▸ Stated exercise
Look through the listing for the word "text". Copy each line that has it.

===== Dataset records =====

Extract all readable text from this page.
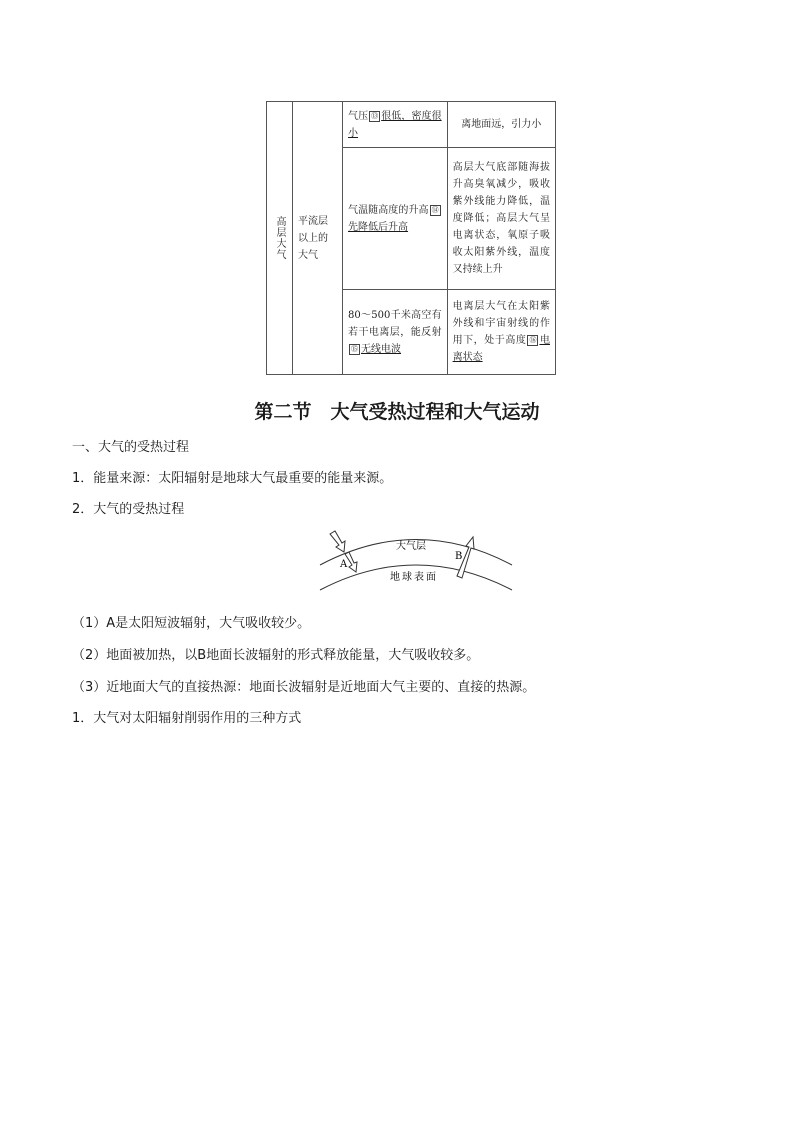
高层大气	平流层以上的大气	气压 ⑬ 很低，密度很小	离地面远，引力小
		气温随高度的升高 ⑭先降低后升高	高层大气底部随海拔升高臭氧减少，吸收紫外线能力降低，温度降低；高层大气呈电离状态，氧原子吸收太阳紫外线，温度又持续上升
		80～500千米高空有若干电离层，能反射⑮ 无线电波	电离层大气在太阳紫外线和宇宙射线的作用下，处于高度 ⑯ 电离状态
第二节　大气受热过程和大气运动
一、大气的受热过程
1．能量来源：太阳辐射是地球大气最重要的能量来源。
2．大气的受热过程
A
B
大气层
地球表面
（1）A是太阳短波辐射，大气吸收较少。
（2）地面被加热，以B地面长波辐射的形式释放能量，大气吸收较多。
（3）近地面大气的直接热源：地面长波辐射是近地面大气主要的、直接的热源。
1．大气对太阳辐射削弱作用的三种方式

=====
===== Dataset records =====

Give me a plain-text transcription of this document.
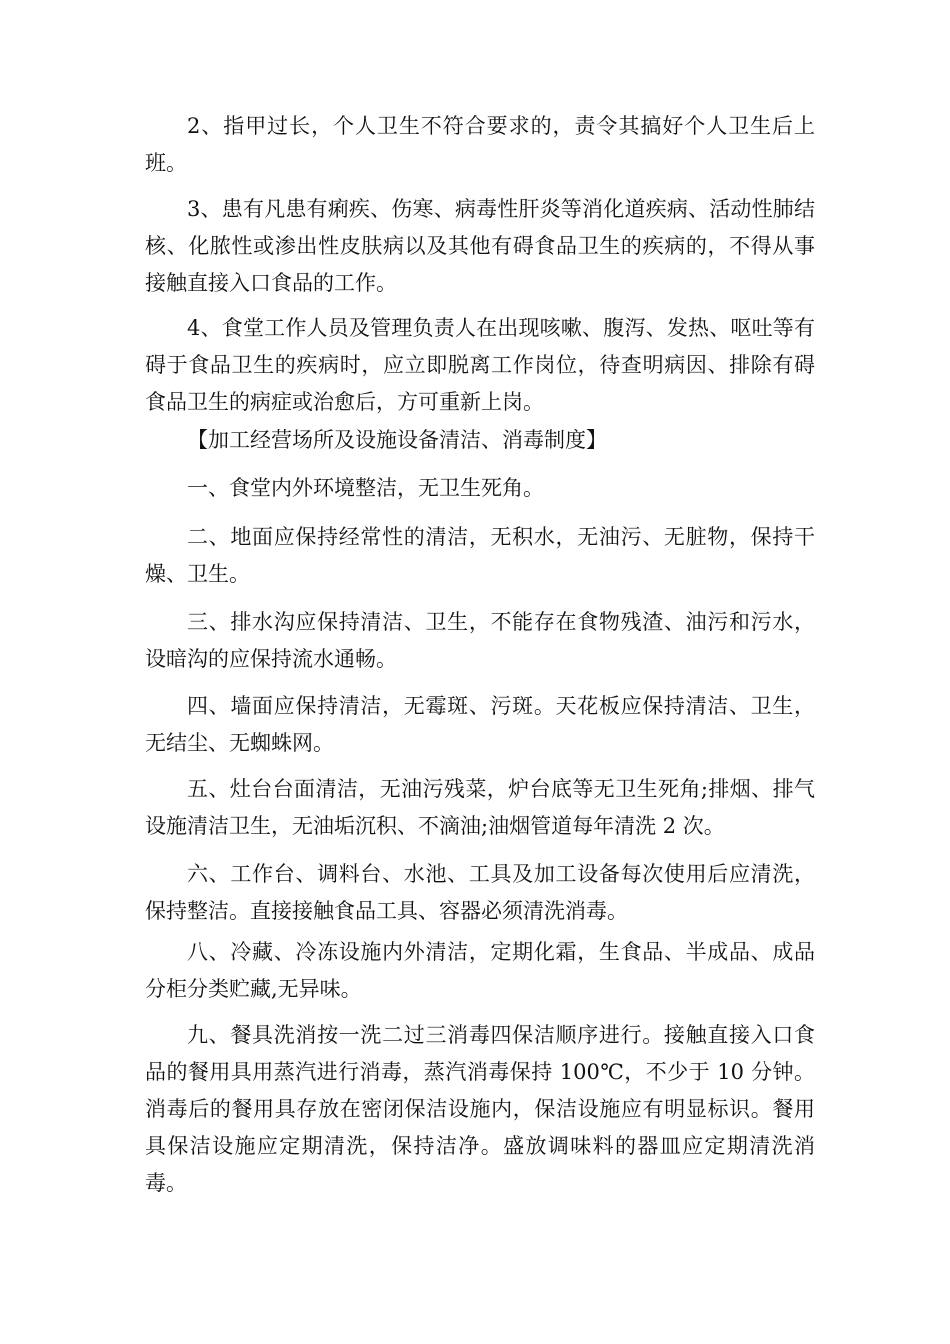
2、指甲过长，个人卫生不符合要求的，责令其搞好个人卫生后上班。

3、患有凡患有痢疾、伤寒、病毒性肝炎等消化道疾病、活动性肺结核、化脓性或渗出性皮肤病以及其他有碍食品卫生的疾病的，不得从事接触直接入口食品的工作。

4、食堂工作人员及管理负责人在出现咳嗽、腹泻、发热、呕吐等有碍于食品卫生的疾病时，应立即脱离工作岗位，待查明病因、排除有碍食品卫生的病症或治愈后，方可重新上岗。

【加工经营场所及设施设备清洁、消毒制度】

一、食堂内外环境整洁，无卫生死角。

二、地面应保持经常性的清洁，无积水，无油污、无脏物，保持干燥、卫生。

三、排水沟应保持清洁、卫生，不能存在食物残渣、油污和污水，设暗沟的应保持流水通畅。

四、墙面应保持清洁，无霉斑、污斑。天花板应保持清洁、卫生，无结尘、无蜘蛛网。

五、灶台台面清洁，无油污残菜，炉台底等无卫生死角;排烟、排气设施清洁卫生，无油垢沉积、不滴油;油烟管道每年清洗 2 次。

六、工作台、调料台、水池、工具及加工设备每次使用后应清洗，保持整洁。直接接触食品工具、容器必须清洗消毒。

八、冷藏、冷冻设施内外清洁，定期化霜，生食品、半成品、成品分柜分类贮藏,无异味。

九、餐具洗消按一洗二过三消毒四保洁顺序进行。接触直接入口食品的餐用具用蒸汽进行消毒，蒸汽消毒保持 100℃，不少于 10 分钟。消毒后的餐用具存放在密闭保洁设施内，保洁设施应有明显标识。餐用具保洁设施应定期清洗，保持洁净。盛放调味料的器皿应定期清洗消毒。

=====

▸ The result
Extract all readable text from this page.
Give me a plain-text transcription of this document.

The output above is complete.